Exercise requirements: Present everything from the start of the data down to the line containing "bar-segment-oppose [1352, 674, 1456, 693]" as a Markdown table with the columns Row and Data line, leaving out blank lines.
──────── Records for the exercise
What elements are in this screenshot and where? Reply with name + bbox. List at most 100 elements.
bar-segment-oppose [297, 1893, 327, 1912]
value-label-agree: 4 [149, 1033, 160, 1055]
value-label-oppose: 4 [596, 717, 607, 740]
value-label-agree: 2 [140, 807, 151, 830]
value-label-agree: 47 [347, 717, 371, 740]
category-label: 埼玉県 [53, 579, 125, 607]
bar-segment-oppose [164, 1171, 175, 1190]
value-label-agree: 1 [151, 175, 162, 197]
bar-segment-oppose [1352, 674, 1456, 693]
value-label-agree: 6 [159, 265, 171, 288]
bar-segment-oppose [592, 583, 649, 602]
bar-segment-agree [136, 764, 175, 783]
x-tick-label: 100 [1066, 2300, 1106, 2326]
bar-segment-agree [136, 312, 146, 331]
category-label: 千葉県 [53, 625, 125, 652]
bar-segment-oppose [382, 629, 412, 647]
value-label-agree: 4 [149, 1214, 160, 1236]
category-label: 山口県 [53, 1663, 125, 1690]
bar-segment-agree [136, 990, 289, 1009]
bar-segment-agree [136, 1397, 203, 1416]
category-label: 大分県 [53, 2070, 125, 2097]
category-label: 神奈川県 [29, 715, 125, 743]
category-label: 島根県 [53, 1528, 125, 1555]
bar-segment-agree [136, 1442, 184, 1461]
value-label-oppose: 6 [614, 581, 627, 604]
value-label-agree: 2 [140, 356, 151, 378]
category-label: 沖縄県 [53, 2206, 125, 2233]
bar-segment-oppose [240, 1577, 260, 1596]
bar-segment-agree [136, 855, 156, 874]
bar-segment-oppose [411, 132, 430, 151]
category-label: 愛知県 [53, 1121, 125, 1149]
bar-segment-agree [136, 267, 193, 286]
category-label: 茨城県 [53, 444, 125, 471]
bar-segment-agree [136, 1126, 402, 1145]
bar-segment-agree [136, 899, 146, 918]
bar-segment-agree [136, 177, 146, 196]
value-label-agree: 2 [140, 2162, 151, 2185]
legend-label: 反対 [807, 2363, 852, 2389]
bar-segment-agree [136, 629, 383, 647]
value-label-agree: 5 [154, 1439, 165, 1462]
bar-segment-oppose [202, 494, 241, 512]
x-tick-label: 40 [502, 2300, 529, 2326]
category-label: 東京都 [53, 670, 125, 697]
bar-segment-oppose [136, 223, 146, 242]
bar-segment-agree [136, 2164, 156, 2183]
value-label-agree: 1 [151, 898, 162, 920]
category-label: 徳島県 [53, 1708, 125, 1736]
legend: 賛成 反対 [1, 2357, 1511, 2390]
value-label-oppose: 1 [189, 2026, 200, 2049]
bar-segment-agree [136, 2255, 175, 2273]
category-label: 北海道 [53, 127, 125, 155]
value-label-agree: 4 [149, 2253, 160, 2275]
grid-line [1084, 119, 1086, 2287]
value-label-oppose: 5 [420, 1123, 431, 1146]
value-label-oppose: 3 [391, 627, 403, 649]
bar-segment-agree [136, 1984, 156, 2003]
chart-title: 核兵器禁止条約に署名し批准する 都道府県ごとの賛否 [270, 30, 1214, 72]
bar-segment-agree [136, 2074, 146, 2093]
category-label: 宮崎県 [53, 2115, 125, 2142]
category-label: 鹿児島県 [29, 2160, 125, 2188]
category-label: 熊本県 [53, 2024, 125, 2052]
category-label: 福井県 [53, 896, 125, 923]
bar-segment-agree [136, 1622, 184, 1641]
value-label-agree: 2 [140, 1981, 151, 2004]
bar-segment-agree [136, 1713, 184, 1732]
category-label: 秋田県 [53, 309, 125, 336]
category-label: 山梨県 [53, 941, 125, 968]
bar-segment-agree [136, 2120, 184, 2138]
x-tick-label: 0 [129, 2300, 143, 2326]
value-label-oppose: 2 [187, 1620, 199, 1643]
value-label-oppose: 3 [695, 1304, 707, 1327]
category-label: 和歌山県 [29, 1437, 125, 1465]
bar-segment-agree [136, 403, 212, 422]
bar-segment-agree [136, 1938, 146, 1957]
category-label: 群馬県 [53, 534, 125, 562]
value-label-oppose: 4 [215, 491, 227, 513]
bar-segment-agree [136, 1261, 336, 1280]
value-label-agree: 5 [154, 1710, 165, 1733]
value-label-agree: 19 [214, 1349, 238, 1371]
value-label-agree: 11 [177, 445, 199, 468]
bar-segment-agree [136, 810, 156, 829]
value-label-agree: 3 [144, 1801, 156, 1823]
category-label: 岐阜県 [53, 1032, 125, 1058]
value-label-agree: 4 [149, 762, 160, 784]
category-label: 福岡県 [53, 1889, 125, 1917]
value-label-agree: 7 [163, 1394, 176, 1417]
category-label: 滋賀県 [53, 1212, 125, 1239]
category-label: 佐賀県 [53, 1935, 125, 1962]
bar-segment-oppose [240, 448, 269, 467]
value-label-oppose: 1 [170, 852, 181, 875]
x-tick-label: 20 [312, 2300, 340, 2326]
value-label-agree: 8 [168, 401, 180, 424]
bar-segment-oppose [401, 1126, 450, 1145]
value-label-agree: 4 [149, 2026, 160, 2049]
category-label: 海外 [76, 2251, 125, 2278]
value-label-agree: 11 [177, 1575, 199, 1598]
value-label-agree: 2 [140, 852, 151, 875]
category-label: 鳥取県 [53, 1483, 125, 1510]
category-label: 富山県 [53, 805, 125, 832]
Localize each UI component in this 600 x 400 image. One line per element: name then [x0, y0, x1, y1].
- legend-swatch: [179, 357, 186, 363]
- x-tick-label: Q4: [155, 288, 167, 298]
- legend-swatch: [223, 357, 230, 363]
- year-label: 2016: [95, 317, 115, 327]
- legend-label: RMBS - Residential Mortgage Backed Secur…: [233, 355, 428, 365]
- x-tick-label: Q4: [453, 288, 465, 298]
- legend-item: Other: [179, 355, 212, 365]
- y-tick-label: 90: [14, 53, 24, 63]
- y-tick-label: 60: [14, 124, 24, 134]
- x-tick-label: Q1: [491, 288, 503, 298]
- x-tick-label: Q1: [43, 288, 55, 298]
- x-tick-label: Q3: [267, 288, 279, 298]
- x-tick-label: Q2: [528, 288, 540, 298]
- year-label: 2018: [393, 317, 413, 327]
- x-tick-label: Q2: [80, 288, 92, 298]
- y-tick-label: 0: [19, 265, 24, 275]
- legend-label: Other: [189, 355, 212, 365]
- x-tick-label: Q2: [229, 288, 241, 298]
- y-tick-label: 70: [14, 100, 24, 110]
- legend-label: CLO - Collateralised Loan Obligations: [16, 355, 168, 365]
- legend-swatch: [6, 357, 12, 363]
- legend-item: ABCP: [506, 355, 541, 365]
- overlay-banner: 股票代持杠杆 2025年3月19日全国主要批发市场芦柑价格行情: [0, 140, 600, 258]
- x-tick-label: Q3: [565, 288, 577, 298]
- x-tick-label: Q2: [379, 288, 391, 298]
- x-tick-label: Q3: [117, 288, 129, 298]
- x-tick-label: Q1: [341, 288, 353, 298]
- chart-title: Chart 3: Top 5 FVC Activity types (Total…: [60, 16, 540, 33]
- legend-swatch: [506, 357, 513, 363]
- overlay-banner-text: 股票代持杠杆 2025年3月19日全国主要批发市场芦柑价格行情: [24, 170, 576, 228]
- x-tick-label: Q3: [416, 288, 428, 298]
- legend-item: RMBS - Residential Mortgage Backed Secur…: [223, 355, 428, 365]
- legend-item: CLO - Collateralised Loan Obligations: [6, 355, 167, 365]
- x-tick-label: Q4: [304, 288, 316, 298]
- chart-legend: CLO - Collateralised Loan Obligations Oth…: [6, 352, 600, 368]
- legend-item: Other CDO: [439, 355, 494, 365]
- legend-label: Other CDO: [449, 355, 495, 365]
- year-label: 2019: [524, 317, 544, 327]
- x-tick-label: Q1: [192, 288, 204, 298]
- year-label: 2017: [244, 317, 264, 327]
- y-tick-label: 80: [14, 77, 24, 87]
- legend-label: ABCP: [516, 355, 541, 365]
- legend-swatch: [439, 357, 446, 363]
────────────────
Result of the exercise:
| Row | Data line |
|---|---|
| 1 | What elements are in this screenshot and where? Reply with name + bbox. List at most 100 elements. |
| 2 | bar-segment-oppose [297, 1893, 327, 1912] |
| 3 | value-label-agree: 4 [149, 1033, 160, 1055] |
| 4 | value-label-oppose: 4 [596, 717, 607, 740] |
| 5 | value-label-agree: 2 [140, 807, 151, 830] |
| 6 | value-label-agree: 47 [347, 717, 371, 740] |
| 7 | category-label: 埼玉県 [53, 579, 125, 607] |
| 8 | bar-segment-oppose [164, 1171, 175, 1190] |
| 9 | value-label-agree: 1 [151, 175, 162, 197] |
| 10 | bar-segment-oppose [1352, 674, 1456, 693] |